#### Input ####

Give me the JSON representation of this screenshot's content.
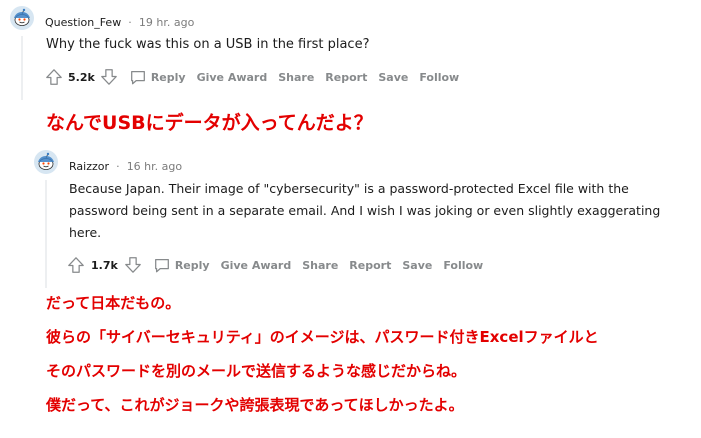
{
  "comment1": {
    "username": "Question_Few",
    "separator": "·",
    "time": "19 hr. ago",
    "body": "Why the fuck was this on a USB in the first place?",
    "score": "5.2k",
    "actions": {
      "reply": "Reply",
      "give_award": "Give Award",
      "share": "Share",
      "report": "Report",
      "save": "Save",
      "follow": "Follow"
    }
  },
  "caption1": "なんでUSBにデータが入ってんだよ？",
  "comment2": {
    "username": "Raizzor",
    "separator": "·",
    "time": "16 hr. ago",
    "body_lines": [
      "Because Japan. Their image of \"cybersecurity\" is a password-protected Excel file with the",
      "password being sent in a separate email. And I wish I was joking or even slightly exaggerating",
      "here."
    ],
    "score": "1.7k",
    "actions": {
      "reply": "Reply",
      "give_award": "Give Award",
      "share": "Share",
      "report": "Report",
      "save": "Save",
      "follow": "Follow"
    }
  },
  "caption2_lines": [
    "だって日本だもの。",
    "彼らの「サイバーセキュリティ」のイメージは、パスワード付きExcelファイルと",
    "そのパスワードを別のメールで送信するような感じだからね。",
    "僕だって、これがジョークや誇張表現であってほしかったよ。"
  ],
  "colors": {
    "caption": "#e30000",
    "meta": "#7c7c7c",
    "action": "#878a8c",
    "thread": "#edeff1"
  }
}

####

(Brief):
Skip every picture and transcribe the data above exactly.

(Full solution):
Give me the JSON representation of this screenshot's content.
{
  "comment1": {
    "username": "Question_Few",
    "separator": "·",
    "time": "19 hr. ago",
    "body": "Why the fuck was this on a USB in the first place?",
    "score": "5.2k",
    "actions": {
      "reply": "Reply",
      "give_award": "Give Award",
      "share": "Share",
      "report": "Report",
      "save": "Save",
      "follow": "Follow"
    }
  },
  "caption1": "なんでUSBにデータが入ってんだよ？",
  "comment2": {
    "username": "Raizzor",
    "separator": "·",
    "time": "16 hr. ago",
    "body_lines": [
      "Because Japan. Their image of \"cybersecurity\" is a password-protected Excel file with the",
      "password being sent in a separate email. And I wish I was joking or even slightly exaggerating",
      "here."
    ],
    "score": "1.7k",
    "actions": {
      "reply": "Reply",
      "give_award": "Give Award",
      "share": "Share",
      "report": "Report",
      "save": "Save",
      "follow": "Follow"
    }
  },
  "caption2_lines": [
    "だって日本だもの。",
    "彼らの「サイバーセキュリティ」のイメージは、パスワード付きExcelファイルと",
    "そのパスワードを別のメールで送信するような感じだからね。",
    "僕だって、これがジョークや誇張表現であってほしかったよ。"
  ],
  "colors": {
    "caption": "#e30000",
    "meta": "#7c7c7c",
    "action": "#878a8c",
    "thread": "#edeff1"
  }
}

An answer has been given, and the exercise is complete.